SHORT TASK A> In the preprocessing notebook, what folder name is assigned to the variable for raw imported data?
SHORT TASK B> Reproduce the passage from the preprocessing notebook word for word, starting at "# 1. Data Acquisition" and ending at "land_stations_comb_1 = pd.DataFrame()".
SHORT TASK C> Which element codes does the filter in the preprocessing notebook keep when it selects the desired elements?

# Predictive analysis of naval incidents in the USA, 2002 - 2015: <br>
## Annex 3.3. Preprocess Weather River

> Author: [Oscar Anton](https://www.linkedin.com/in/oscanton/) <br>
> Date: 2024 <br>
> License: [CC BY-NC-ND 4.0 DEED](https://creativecommons.org/licenses/by-nc-nd/4.0/) <br>
> Version: 0.9 <br>

# 0. Loadings

### Libraries

In [None]:
# General data management
import numpy as np
import pandas as pd

# File management
import os
import gzip

# Visualization
import plotly.graph_objects as go
import plotly.express as px

### General Variables

In [None]:
# Main data folders
import_data_folder = 'RawDataWeatherRiver'
export_data_folder = 'DataWeatherRiver'

# Toggle for export data to external file
file_export_enabled = False
# Toggle for calculations that takes a long time
protracted_calculation_enabled = False

# 1. Data Acquisition

## 1.1. Decompress and data concatenation

In [None]:
if protracted_calculation_enabled :
    # Get the list of files in the folder
    files = [file for file in os.listdir(import_data_folder) if file.endswith('.csv.gz')]
    
    # Initialize an empty DataFrame to be filled with the data from the files
    land_stations_comb_1 = pd.DataFrame()
    
    # Iterate over the files and process each one
    for file in files:
        file_path = os.path.join(import_data_folder, file)
    
        # Read the compressed CSV file
        with gzip.open(file_path, 'rt') as file:
            df_temp = pd.read_csv(file)
    
            # Select and rename the specific columns
            df_temp = df_temp.iloc[:, :4]  # Select the first 4 columns
            df_temp.columns = ['STATION', 'DATE', 'ELEMENT', 'DATAVALUE']
    
            # Filter the DataFrame to include only desired elements
            df_temp = df_temp[df_temp['ELEMENT'].isin(['PRCP', 'TMAX', 'TMIN', 'AWND'])]
    
            # Convert the 'DATE' column to a datetime format
            df_temp['DATE'] = pd.to_datetime(df_temp['DATE'], format='%Y%m%d')

DATASET>
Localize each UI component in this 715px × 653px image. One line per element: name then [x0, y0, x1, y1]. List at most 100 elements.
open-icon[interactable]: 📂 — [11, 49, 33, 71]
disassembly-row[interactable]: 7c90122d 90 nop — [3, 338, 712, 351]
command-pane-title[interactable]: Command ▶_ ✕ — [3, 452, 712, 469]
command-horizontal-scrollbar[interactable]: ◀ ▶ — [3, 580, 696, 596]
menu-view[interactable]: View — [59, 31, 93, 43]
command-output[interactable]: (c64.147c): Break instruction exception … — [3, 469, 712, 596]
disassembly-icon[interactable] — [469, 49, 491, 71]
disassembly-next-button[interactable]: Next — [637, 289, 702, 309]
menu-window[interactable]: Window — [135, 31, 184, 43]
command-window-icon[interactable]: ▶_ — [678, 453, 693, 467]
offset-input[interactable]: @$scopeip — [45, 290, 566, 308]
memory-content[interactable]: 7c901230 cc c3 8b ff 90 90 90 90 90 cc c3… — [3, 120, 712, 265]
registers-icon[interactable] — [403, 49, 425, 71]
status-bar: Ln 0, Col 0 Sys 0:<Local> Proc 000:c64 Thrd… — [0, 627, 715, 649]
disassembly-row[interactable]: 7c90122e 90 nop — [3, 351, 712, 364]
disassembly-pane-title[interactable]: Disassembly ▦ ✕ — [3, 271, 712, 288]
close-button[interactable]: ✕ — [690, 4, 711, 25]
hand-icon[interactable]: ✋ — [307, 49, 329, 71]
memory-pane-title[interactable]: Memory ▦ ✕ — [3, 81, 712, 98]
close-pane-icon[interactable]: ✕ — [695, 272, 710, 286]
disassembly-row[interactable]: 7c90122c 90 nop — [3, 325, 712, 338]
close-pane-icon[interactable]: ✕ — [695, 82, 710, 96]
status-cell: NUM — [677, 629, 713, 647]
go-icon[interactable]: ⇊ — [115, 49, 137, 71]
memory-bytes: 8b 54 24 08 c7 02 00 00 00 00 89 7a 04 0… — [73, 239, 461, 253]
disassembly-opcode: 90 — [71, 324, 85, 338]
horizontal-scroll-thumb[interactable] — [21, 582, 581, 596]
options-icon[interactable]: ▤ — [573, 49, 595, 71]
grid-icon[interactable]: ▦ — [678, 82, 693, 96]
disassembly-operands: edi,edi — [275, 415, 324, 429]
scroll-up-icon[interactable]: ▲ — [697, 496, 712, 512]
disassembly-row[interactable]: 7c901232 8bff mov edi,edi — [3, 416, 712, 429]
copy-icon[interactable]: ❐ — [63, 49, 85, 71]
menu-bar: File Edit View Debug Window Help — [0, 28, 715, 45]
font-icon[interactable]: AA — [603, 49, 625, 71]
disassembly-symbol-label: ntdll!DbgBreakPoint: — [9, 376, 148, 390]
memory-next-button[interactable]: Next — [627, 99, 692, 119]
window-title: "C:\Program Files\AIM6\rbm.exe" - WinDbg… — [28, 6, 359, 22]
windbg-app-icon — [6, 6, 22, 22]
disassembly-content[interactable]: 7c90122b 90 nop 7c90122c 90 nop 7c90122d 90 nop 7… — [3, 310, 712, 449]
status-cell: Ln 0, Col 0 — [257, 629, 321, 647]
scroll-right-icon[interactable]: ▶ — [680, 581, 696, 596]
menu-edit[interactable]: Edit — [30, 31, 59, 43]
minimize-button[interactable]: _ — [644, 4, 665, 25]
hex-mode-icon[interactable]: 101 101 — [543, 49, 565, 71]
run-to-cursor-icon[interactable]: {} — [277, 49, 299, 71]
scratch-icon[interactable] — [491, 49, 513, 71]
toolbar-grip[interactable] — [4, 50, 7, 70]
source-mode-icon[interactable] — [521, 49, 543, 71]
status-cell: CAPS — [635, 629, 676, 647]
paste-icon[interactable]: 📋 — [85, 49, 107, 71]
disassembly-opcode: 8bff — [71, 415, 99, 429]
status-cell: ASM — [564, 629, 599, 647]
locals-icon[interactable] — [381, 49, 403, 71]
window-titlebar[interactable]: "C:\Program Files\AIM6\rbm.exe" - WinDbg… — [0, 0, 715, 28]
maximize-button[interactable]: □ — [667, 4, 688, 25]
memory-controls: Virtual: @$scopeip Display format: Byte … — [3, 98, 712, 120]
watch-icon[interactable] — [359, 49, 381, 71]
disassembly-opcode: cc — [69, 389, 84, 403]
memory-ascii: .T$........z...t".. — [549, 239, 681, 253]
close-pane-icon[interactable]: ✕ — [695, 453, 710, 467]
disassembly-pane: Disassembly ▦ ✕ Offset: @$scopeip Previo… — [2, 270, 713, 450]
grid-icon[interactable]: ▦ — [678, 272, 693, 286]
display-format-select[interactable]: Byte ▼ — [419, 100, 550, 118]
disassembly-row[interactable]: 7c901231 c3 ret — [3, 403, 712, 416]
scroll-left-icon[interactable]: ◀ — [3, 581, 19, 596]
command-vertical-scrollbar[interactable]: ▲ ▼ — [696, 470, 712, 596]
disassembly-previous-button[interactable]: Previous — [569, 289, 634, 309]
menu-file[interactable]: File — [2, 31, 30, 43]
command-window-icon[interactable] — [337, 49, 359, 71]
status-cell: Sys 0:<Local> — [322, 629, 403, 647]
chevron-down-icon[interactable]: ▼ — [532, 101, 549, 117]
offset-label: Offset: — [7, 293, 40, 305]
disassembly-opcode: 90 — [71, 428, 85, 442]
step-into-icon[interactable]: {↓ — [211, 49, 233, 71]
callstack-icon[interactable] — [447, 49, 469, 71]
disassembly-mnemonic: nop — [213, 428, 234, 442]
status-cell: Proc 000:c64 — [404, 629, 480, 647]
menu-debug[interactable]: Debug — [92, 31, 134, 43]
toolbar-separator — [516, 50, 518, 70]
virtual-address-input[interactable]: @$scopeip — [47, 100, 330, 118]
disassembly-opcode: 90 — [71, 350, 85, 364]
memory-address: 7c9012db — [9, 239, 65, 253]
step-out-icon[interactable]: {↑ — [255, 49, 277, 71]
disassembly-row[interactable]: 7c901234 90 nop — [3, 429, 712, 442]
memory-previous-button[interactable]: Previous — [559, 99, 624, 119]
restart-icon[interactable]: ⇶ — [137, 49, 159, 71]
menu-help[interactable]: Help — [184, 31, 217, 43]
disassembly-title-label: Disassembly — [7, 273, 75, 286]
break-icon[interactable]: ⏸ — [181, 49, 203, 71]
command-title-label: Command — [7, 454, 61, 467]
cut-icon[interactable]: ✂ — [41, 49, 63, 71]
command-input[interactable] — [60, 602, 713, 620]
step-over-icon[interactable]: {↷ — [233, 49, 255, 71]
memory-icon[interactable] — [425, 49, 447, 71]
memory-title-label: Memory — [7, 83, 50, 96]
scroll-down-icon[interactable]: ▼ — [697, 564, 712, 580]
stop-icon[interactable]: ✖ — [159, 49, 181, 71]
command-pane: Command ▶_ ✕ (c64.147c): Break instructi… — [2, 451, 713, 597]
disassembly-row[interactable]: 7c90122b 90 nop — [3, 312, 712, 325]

* * *

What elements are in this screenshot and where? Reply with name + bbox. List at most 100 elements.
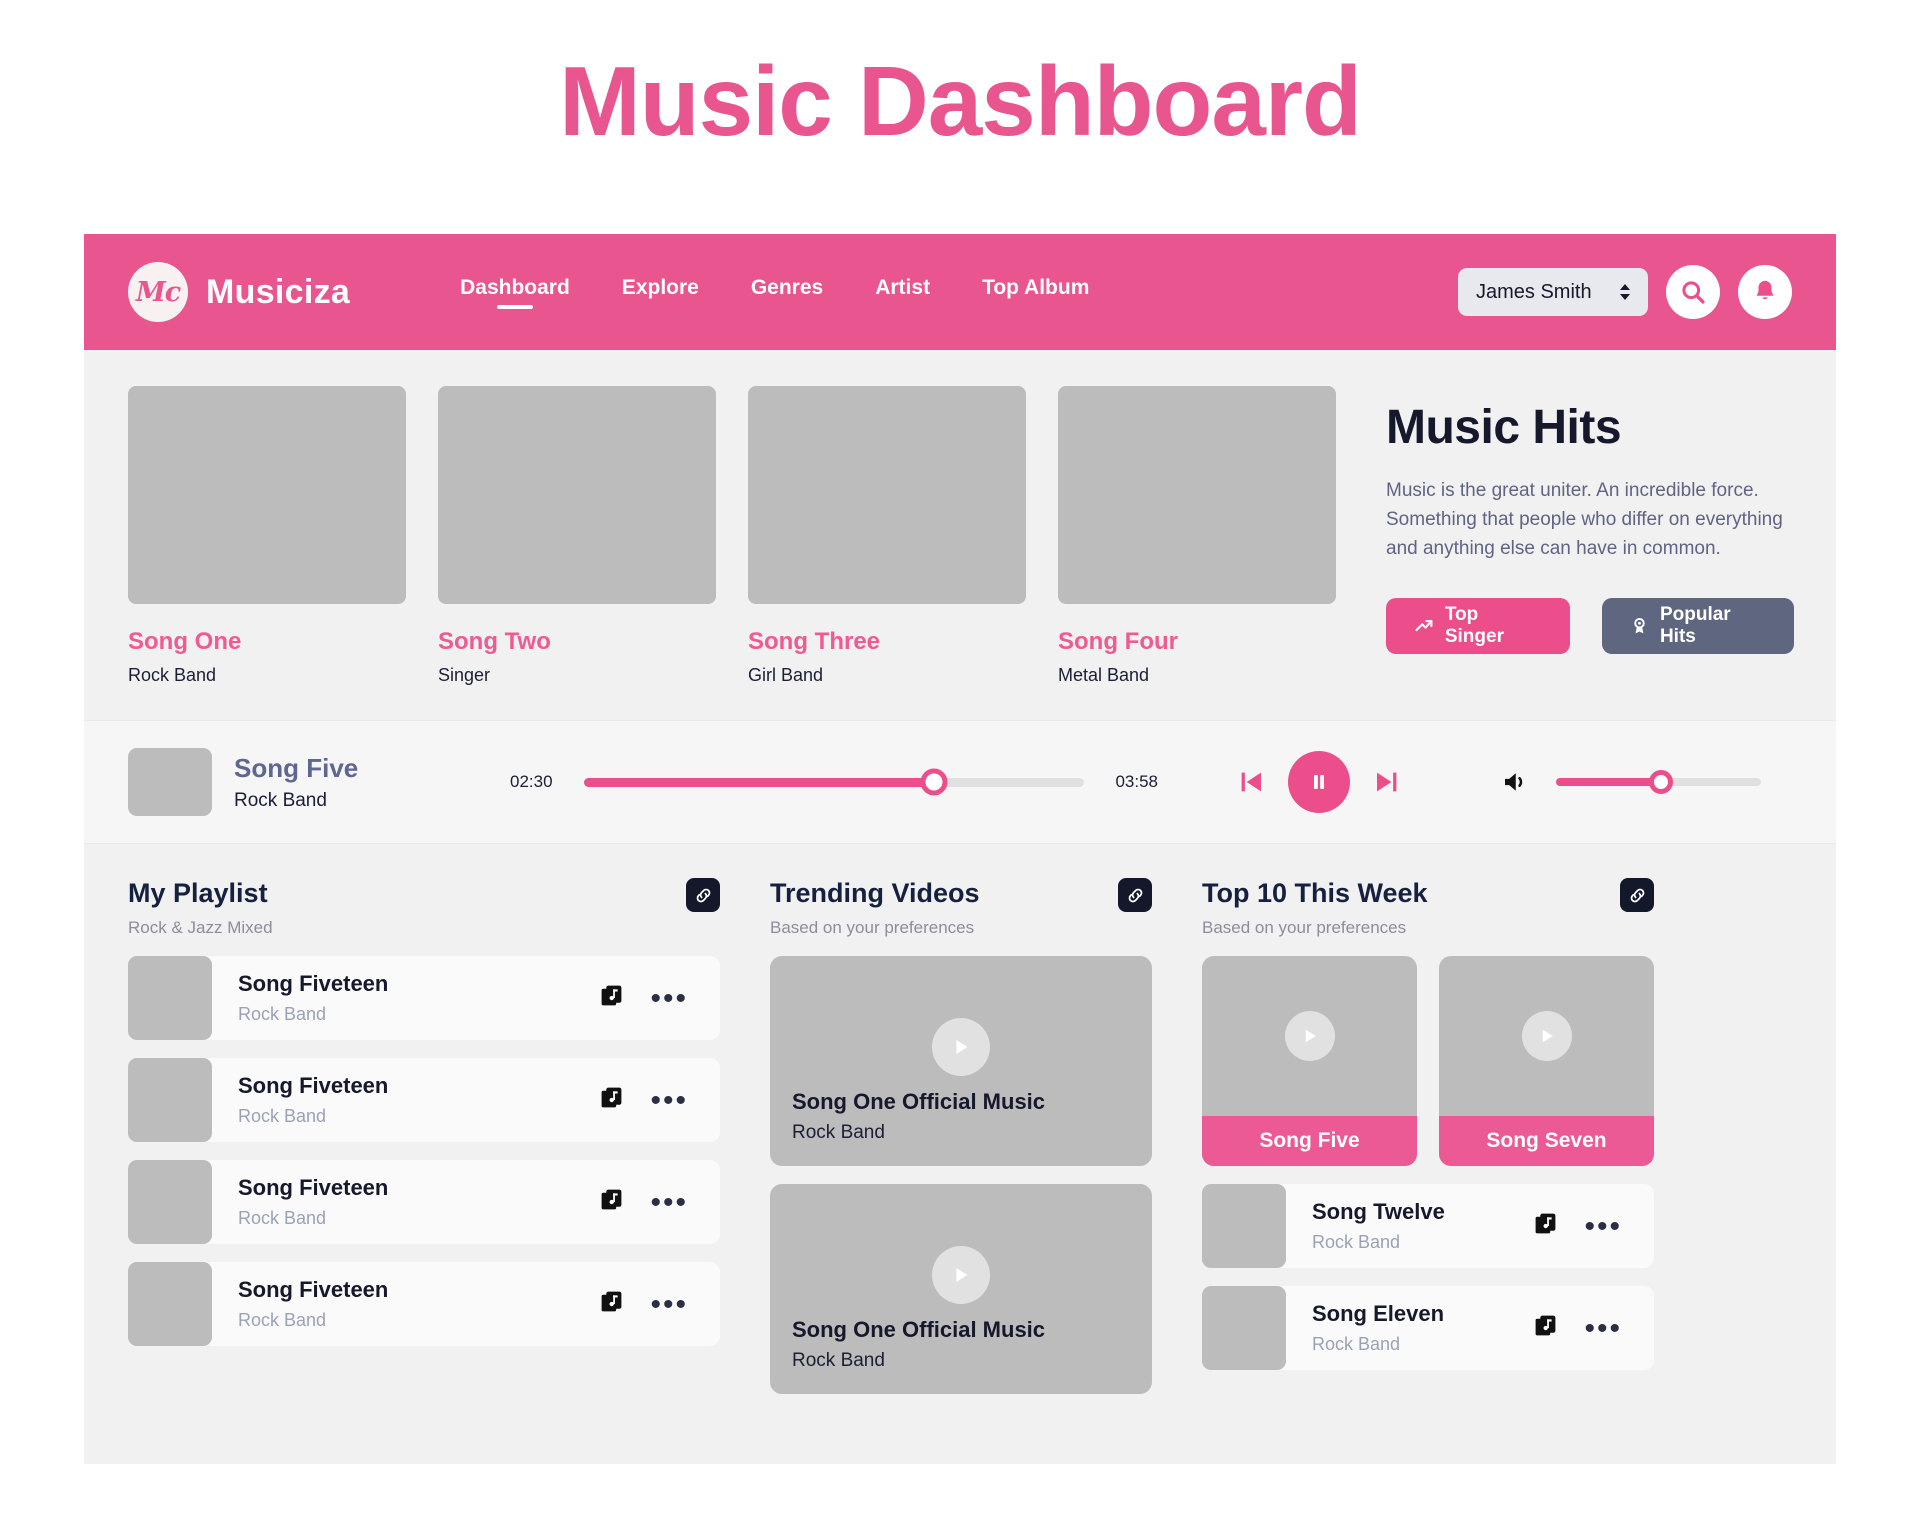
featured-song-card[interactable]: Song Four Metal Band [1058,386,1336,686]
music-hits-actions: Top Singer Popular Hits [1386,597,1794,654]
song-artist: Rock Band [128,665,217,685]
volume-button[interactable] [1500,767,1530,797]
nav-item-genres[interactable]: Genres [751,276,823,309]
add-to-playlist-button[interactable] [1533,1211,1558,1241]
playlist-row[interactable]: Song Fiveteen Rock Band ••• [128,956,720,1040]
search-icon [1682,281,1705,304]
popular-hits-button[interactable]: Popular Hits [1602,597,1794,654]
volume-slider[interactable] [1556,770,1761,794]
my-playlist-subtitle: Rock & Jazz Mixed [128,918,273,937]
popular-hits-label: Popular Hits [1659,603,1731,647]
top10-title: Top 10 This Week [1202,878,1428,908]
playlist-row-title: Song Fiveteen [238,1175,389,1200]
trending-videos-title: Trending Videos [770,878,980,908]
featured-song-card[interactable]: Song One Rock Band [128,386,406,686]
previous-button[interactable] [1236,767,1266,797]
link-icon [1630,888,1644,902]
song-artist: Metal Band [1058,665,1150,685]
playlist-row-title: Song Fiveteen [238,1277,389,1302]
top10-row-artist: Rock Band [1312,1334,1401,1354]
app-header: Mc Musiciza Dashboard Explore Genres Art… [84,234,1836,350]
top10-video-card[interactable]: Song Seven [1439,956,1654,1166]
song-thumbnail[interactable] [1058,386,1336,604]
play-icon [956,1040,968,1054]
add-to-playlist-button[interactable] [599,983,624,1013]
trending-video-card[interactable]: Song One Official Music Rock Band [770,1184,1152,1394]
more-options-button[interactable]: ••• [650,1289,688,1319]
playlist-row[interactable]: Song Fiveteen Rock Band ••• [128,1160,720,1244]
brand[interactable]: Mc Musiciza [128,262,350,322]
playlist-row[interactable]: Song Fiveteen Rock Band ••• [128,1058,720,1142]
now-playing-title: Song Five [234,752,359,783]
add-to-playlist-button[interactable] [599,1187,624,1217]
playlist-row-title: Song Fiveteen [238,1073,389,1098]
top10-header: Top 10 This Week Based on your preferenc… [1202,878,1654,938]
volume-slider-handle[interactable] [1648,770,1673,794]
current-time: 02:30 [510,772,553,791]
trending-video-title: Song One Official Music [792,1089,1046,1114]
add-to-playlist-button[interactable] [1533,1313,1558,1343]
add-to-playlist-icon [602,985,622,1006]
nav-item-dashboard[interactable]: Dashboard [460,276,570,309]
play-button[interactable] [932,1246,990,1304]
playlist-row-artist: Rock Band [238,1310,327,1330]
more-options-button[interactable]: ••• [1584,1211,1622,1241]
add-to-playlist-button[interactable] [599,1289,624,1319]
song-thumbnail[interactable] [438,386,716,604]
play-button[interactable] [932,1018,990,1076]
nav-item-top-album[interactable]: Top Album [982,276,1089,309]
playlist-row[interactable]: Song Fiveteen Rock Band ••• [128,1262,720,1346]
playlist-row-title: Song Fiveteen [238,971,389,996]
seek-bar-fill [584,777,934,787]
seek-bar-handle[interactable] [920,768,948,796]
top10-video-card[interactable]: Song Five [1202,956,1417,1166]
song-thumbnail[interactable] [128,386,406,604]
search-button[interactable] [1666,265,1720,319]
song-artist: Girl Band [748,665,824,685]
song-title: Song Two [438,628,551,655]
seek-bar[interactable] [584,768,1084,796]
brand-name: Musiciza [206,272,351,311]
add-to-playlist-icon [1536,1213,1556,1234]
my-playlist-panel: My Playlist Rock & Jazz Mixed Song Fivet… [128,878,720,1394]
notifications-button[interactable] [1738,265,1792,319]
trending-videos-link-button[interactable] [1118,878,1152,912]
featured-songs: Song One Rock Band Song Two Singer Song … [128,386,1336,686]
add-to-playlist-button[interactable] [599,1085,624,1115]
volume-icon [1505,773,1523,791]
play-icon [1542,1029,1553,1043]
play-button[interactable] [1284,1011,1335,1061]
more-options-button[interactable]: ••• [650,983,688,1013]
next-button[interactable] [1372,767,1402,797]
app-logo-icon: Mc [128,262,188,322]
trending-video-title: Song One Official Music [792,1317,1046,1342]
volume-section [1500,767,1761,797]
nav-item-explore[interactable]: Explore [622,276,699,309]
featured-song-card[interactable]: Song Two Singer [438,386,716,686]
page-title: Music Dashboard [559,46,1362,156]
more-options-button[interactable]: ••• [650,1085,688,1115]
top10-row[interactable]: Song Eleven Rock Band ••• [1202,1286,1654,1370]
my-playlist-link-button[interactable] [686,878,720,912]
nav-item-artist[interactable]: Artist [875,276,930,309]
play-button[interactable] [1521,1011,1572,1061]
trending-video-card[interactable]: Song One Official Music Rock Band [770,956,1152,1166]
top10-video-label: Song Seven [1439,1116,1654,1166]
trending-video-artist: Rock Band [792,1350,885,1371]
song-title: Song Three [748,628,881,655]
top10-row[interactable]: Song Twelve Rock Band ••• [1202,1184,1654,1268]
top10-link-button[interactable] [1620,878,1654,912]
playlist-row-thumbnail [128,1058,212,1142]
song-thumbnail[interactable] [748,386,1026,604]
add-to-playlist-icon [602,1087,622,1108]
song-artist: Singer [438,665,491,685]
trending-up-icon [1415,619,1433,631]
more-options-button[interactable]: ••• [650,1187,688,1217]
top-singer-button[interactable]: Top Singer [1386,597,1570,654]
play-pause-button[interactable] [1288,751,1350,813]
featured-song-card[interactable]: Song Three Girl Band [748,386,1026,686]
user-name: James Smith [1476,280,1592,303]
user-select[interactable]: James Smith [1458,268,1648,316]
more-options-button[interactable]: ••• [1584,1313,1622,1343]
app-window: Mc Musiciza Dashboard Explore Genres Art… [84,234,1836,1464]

WORKED ANSWER A> RawDataWeatherRiver

WORKED ANSWER B>
# 1. Data Acquisition

## 1.1. Decompress and data concatenation

In [None]:
if protracted_calculation_enabled :
    # Get the list of files in the folder
    files = [file for file in os.listdir(import_data_folder) if file.endswith('.csv.gz')]
    
    # Initialize an empty DataFrame to be filled with the data from the files
    land_stations_comb_1 = pd.DataFrame()

WORKED ANSWER C> PRCP, TMAX, TMIN, AWND